## Stated task
Output every record below exactly as it appears.

╭─ Extracted records

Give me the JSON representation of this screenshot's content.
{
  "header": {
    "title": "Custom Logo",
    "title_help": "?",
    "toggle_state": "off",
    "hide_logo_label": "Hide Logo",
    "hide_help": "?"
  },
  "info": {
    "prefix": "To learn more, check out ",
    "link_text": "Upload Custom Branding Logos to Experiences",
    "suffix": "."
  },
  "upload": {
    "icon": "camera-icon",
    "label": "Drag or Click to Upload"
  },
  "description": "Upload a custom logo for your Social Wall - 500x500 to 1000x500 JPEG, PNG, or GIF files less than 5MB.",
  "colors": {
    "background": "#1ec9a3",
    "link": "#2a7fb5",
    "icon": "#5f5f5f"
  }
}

╰─

## Written solution
Give me the JSON representation of this screenshot's content.
{
  "header": {
    "title": "Custom Logo",
    "title_help": "?",
    "toggle_state": "off",
    "hide_logo_label": "Hide Logo",
    "hide_help": "?"
  },
  "info": {
    "prefix": "To learn more, check out ",
    "link_text": "Upload Custom Branding Logos to Experiences",
    "suffix": "."
  },
  "upload": {
    "icon": "camera-icon",
    "label": "Drag or Click to Upload"
  },
  "description": "Upload a custom logo for your Social Wall - 500x500 to 1000x500 JPEG, PNG, or GIF files less than 5MB.",
  "colors": {
    "background": "#1ec9a3",
    "link": "#2a7fb5",
    "icon": "#5f5f5f"
  }
}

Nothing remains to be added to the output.